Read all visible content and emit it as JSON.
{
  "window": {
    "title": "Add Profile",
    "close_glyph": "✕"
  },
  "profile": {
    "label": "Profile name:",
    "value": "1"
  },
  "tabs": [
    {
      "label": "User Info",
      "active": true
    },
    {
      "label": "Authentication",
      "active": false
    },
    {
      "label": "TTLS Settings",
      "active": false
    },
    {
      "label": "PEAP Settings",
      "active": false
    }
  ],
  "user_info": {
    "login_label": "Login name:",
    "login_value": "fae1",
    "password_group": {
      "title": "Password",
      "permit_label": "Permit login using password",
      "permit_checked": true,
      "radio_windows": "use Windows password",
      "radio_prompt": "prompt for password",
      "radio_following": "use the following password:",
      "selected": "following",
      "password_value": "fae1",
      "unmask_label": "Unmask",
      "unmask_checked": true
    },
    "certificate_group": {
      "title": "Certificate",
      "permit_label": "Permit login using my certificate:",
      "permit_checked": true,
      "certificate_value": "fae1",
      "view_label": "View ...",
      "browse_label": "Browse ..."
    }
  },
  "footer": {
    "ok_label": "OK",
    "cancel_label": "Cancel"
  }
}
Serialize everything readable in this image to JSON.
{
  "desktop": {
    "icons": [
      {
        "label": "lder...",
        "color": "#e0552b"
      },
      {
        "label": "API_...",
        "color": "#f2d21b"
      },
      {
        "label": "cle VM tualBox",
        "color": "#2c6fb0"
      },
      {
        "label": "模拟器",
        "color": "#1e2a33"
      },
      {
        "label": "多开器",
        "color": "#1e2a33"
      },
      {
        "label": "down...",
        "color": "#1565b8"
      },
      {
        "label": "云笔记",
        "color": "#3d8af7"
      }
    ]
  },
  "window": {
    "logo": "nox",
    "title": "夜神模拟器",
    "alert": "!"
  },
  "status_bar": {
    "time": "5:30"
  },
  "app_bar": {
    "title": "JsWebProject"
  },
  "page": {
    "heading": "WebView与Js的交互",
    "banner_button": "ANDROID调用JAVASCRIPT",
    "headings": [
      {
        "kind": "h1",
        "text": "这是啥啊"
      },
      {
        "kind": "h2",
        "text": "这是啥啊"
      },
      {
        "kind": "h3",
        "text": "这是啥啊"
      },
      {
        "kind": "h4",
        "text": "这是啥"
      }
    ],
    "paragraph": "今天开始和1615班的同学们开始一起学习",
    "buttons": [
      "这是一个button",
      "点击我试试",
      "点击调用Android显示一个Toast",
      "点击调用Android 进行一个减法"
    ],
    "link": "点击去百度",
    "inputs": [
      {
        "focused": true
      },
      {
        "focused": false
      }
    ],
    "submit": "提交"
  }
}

──────────

Go through the data and gather every line that holds "following".

      "radio_following": "use the following password:",
      "selected": "following",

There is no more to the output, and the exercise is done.